■ Provided material:
┌──

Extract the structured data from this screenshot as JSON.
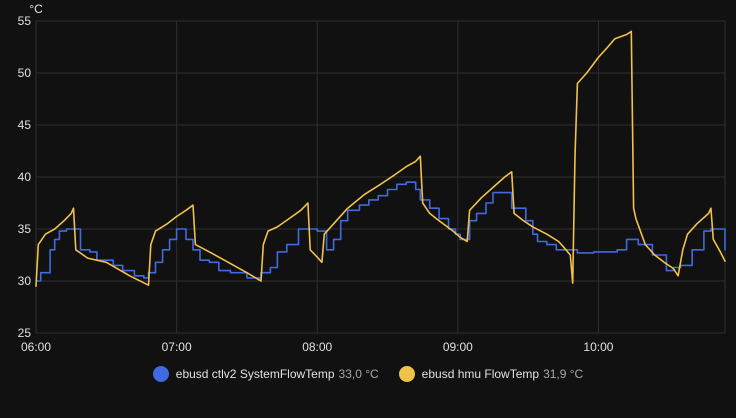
{
  "chart_data": {
    "type": "line",
    "y_unit": "°C",
    "ylim": [
      25,
      55
    ],
    "y_ticks": [
      "55",
      "50",
      "45",
      "40",
      "35",
      "30",
      "25"
    ],
    "x_ticks": [
      "06:00",
      "07:00",
      "08:00",
      "09:00",
      "10:00"
    ],
    "x_range": [
      "06:00",
      "10:54"
    ],
    "grid": true,
    "legend_position": "bottom",
    "series": [
      {
        "name": "ebusd ctlv2 SystemFlowTemp",
        "current_value": "33,0 °C",
        "color": "#4169e1",
        "step": true,
        "points": [
          [
            "06:00",
            30.0
          ],
          [
            "06:02",
            30.8
          ],
          [
            "06:06",
            33.0
          ],
          [
            "06:08",
            34.0
          ],
          [
            "06:10",
            34.8
          ],
          [
            "06:13",
            35.0
          ],
          [
            "06:19",
            33.0
          ],
          [
            "06:23",
            32.8
          ],
          [
            "06:26",
            32.0
          ],
          [
            "06:33",
            31.5
          ],
          [
            "06:37",
            31.0
          ],
          [
            "06:42",
            30.5
          ],
          [
            "06:46",
            30.3
          ],
          [
            "06:48",
            30.8
          ],
          [
            "06:51",
            31.8
          ],
          [
            "06:54",
            33.0
          ],
          [
            "06:57",
            34.0
          ],
          [
            "07:00",
            35.0
          ],
          [
            "07:04",
            34.0
          ],
          [
            "07:07",
            33.0
          ],
          [
            "07:10",
            32.0
          ],
          [
            "07:14",
            31.8
          ],
          [
            "07:18",
            31.0
          ],
          [
            "07:23",
            30.8
          ],
          [
            "07:30",
            30.3
          ],
          [
            "07:36",
            30.8
          ],
          [
            "07:40",
            31.3
          ],
          [
            "07:43",
            32.8
          ],
          [
            "07:47",
            33.5
          ],
          [
            "07:52",
            35.0
          ],
          [
            "08:00",
            34.8
          ],
          [
            "08:04",
            33.0
          ],
          [
            "08:07",
            34.0
          ],
          [
            "08:10",
            35.8
          ],
          [
            "08:13",
            36.8
          ],
          [
            "08:18",
            37.3
          ],
          [
            "08:22",
            37.8
          ],
          [
            "08:26",
            38.2
          ],
          [
            "08:30",
            38.8
          ],
          [
            "08:34",
            39.3
          ],
          [
            "08:38",
            39.5
          ],
          [
            "08:42",
            38.8
          ],
          [
            "08:44",
            37.8
          ],
          [
            "08:48",
            37.0
          ],
          [
            "08:52",
            36.0
          ],
          [
            "08:56",
            35.0
          ],
          [
            "08:59",
            34.5
          ],
          [
            "09:01",
            34.0
          ],
          [
            "09:05",
            35.8
          ],
          [
            "09:08",
            36.5
          ],
          [
            "09:12",
            37.5
          ],
          [
            "09:15",
            38.5
          ],
          [
            "09:20",
            38.5
          ],
          [
            "09:23",
            37.0
          ],
          [
            "09:29",
            35.8
          ],
          [
            "09:32",
            34.5
          ],
          [
            "09:34",
            33.8
          ],
          [
            "09:38",
            33.5
          ],
          [
            "09:42",
            33.0
          ],
          [
            "09:51",
            32.7
          ],
          [
            "09:58",
            32.8
          ],
          [
            "10:08",
            33.0
          ],
          [
            "10:12",
            34.0
          ],
          [
            "10:17",
            33.5
          ],
          [
            "10:23",
            32.5
          ],
          [
            "10:29",
            31.0
          ],
          [
            "10:32",
            31.3
          ],
          [
            "10:35",
            31.5
          ],
          [
            "10:40",
            33.0
          ],
          [
            "10:45",
            34.8
          ],
          [
            "10:48",
            35.0
          ],
          [
            "10:54",
            33.0
          ]
        ]
      },
      {
        "name": "ebusd hmu FlowTemp",
        "current_value": "31,9 °C",
        "color": "#f0c24a",
        "step": false,
        "points": [
          [
            "06:00",
            29.5
          ],
          [
            "06:01",
            33.5
          ],
          [
            "06:04",
            34.5
          ],
          [
            "06:08",
            35.0
          ],
          [
            "06:12",
            35.8
          ],
          [
            "06:15",
            36.5
          ],
          [
            "06:16",
            37.0
          ],
          [
            "06:17",
            33.0
          ],
          [
            "06:22",
            32.2
          ],
          [
            "06:30",
            31.8
          ],
          [
            "06:40",
            30.5
          ],
          [
            "06:48",
            29.6
          ],
          [
            "06:49",
            33.5
          ],
          [
            "06:51",
            34.8
          ],
          [
            "06:56",
            35.5
          ],
          [
            "07:00",
            36.2
          ],
          [
            "07:04",
            36.8
          ],
          [
            "07:07",
            37.3
          ],
          [
            "07:08",
            33.5
          ],
          [
            "07:14",
            32.8
          ],
          [
            "07:22",
            31.8
          ],
          [
            "07:30",
            30.8
          ],
          [
            "07:36",
            30.0
          ],
          [
            "07:37",
            33.5
          ],
          [
            "07:39",
            34.8
          ],
          [
            "07:43",
            35.2
          ],
          [
            "07:48",
            36.0
          ],
          [
            "07:53",
            36.8
          ],
          [
            "07:56",
            37.5
          ],
          [
            "07:57",
            33.0
          ],
          [
            "08:00",
            32.3
          ],
          [
            "08:02",
            31.8
          ],
          [
            "08:03",
            34.5
          ],
          [
            "08:07",
            35.5
          ],
          [
            "08:13",
            37.0
          ],
          [
            "08:20",
            38.3
          ],
          [
            "08:27",
            39.3
          ],
          [
            "08:33",
            40.2
          ],
          [
            "08:38",
            41.0
          ],
          [
            "08:42",
            41.5
          ],
          [
            "08:44",
            42.0
          ],
          [
            "08:45",
            37.5
          ],
          [
            "08:48",
            36.5
          ],
          [
            "08:52",
            35.8
          ],
          [
            "08:58",
            34.8
          ],
          [
            "09:01",
            34.2
          ],
          [
            "09:04",
            33.8
          ],
          [
            "09:05",
            36.8
          ],
          [
            "09:10",
            38.0
          ],
          [
            "09:15",
            39.0
          ],
          [
            "09:20",
            40.0
          ],
          [
            "09:23",
            40.5
          ],
          [
            "09:24",
            36.5
          ],
          [
            "09:28",
            35.8
          ],
          [
            "09:32",
            35.2
          ],
          [
            "09:38",
            34.5
          ],
          [
            "09:43",
            33.8
          ],
          [
            "09:45",
            33.3
          ],
          [
            "09:48",
            32.5
          ],
          [
            "09:49",
            29.8
          ],
          [
            "09:50",
            42.0
          ],
          [
            "09:51",
            49.0
          ],
          [
            "09:55",
            50.0
          ],
          [
            "10:00",
            51.5
          ],
          [
            "10:04",
            52.5
          ],
          [
            "10:07",
            53.3
          ],
          [
            "10:12",
            53.7
          ],
          [
            "10:14",
            54.0
          ],
          [
            "10:15",
            37.0
          ],
          [
            "10:16",
            36.0
          ],
          [
            "10:20",
            33.5
          ],
          [
            "10:24",
            32.5
          ],
          [
            "10:28",
            31.8
          ],
          [
            "10:32",
            31.2
          ],
          [
            "10:34",
            30.5
          ],
          [
            "10:36",
            33.0
          ],
          [
            "10:38",
            34.5
          ],
          [
            "10:42",
            35.5
          ],
          [
            "10:47",
            36.5
          ],
          [
            "10:48",
            37.0
          ],
          [
            "10:49",
            34.0
          ],
          [
            "10:52",
            32.8
          ],
          [
            "10:54",
            31.9
          ]
        ]
      }
    ]
  }
}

└──

■ Prompt: Write out each line of the data that holds the string "name".

■ Solution to the problem:
        "name": "ebusd ctlv2 SystemFlowTemp",
        "name": "ebusd hmu FlowTemp",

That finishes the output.